**What is asked:** Only the lines holding the string "whinderssonnunes" are needed. Copy each one.

**Records provided:**
──────────

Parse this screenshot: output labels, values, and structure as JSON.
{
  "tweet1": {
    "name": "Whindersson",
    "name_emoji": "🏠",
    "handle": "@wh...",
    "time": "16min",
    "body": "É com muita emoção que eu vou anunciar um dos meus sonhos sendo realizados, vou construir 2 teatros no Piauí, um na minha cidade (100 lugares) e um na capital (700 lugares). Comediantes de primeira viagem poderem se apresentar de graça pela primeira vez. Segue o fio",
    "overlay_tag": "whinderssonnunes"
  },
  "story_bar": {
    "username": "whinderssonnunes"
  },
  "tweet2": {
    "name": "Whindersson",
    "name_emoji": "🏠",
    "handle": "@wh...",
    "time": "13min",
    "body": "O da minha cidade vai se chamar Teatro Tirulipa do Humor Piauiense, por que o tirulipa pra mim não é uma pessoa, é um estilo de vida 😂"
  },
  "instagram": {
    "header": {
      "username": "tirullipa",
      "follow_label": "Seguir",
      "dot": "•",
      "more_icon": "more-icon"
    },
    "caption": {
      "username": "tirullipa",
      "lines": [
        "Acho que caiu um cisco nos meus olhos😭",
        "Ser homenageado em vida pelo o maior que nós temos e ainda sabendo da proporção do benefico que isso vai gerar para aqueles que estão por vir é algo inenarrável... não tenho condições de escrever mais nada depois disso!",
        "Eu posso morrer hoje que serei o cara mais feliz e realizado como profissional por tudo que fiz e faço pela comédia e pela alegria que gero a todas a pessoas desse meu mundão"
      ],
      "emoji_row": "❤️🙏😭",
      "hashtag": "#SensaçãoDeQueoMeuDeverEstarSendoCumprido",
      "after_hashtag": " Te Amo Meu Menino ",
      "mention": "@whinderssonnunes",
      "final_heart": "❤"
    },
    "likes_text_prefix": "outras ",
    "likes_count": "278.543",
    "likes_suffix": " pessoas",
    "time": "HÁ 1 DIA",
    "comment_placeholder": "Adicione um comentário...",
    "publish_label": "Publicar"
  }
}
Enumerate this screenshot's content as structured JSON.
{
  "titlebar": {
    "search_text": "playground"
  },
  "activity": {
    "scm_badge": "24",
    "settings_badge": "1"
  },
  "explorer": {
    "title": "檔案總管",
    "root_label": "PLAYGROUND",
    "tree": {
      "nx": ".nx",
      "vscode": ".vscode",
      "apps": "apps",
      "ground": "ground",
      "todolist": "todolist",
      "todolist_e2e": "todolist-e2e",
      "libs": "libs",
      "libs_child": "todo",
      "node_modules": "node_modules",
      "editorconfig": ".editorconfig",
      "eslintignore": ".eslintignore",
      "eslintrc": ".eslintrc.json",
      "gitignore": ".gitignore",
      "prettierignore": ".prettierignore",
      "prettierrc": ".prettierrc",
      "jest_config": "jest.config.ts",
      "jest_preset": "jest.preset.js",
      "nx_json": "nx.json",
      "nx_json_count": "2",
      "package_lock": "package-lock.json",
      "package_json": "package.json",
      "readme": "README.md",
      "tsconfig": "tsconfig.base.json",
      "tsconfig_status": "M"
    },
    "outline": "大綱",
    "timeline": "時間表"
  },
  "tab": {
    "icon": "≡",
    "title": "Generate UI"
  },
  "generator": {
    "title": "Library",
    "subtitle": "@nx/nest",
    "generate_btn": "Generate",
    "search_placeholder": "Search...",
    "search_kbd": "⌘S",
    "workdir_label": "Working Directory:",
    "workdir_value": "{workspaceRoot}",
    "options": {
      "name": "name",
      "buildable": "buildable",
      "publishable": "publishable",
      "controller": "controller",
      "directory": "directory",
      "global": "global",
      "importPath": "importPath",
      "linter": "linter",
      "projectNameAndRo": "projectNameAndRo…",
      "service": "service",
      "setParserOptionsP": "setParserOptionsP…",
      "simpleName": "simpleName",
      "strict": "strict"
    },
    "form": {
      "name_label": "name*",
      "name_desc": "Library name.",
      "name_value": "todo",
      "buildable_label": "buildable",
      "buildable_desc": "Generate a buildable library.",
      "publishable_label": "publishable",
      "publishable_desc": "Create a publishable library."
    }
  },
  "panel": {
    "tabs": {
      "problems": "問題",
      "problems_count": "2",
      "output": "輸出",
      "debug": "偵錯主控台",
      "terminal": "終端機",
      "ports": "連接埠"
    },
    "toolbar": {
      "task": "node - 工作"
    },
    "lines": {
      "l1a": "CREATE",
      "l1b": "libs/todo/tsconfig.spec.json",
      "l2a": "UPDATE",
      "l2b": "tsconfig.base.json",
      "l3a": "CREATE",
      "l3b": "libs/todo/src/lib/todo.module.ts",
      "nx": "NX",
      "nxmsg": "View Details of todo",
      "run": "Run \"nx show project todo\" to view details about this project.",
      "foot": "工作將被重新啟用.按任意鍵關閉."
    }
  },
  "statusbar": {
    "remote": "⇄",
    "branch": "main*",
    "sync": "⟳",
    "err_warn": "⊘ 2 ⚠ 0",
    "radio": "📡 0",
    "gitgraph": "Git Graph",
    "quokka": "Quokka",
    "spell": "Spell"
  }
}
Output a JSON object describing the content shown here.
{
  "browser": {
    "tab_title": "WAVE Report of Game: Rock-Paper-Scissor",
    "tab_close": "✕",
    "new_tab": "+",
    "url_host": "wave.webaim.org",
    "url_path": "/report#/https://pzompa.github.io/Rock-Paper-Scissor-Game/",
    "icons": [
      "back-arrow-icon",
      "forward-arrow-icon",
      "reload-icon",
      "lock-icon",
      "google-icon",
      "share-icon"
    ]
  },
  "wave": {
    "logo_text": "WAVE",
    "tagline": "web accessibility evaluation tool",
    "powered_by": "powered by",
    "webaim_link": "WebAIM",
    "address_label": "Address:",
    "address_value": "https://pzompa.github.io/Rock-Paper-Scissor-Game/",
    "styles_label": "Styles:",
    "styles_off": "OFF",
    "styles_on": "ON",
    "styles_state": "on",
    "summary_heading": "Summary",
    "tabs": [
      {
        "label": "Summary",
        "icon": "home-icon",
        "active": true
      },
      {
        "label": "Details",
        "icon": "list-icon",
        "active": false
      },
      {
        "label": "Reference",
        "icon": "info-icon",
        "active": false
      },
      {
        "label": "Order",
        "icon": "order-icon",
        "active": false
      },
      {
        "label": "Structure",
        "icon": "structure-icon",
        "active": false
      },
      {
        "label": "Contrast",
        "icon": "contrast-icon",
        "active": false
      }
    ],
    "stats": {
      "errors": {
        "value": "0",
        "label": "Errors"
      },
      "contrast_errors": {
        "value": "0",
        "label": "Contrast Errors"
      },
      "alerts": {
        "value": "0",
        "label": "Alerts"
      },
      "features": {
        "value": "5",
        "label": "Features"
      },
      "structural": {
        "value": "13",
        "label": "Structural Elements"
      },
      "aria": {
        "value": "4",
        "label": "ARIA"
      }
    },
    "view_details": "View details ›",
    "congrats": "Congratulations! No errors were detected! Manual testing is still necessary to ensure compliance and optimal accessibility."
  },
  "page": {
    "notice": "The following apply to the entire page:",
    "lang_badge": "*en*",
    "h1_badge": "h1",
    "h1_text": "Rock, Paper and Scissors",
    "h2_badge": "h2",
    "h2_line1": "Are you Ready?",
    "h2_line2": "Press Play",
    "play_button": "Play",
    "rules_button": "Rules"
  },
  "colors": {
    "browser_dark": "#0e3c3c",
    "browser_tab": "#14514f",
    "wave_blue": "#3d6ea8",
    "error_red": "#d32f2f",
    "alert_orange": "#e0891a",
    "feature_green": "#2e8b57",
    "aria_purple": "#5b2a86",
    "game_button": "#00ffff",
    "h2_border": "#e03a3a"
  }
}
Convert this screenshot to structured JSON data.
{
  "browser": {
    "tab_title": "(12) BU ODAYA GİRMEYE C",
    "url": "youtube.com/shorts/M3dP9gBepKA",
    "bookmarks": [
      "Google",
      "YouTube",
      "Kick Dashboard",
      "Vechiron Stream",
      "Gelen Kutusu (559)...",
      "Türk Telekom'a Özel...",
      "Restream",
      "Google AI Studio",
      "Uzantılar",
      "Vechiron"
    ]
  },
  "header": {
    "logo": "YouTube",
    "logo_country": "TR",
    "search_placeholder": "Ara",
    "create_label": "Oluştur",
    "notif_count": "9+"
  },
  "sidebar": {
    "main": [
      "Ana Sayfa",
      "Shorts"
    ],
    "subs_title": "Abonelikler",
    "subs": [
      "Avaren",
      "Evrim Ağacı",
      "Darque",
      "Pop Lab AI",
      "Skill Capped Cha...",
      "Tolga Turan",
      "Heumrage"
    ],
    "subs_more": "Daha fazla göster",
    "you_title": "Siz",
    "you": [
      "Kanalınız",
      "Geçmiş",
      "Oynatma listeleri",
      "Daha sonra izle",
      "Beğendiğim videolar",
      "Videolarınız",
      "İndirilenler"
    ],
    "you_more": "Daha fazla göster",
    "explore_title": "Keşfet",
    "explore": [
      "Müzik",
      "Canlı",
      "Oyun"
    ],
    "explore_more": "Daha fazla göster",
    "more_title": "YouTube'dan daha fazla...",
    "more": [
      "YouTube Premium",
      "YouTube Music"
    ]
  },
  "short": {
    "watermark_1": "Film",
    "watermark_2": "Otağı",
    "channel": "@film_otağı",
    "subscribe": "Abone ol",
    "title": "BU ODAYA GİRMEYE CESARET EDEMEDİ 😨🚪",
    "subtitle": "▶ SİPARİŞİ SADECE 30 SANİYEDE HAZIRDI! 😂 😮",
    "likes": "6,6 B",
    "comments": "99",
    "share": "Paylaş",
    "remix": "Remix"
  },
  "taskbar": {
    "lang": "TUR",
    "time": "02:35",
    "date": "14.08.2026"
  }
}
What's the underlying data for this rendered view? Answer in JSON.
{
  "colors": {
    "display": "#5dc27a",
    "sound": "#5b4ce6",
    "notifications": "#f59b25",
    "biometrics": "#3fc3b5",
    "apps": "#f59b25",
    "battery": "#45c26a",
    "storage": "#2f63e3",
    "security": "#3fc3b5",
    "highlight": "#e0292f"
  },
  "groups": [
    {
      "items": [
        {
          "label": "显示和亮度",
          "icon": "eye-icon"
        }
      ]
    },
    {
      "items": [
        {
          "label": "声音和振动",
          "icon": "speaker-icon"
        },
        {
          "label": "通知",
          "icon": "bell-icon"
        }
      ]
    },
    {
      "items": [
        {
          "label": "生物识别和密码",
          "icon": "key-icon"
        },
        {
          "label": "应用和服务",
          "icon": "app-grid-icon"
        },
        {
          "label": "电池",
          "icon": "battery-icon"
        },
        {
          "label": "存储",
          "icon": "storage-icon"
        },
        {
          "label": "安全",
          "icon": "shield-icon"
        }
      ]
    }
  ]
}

──────────

**The output:**
    "overlay_tag": "whinderssonnunes"
    "username": "whinderssonnunes"
      "mention": "@whinderssonnunes",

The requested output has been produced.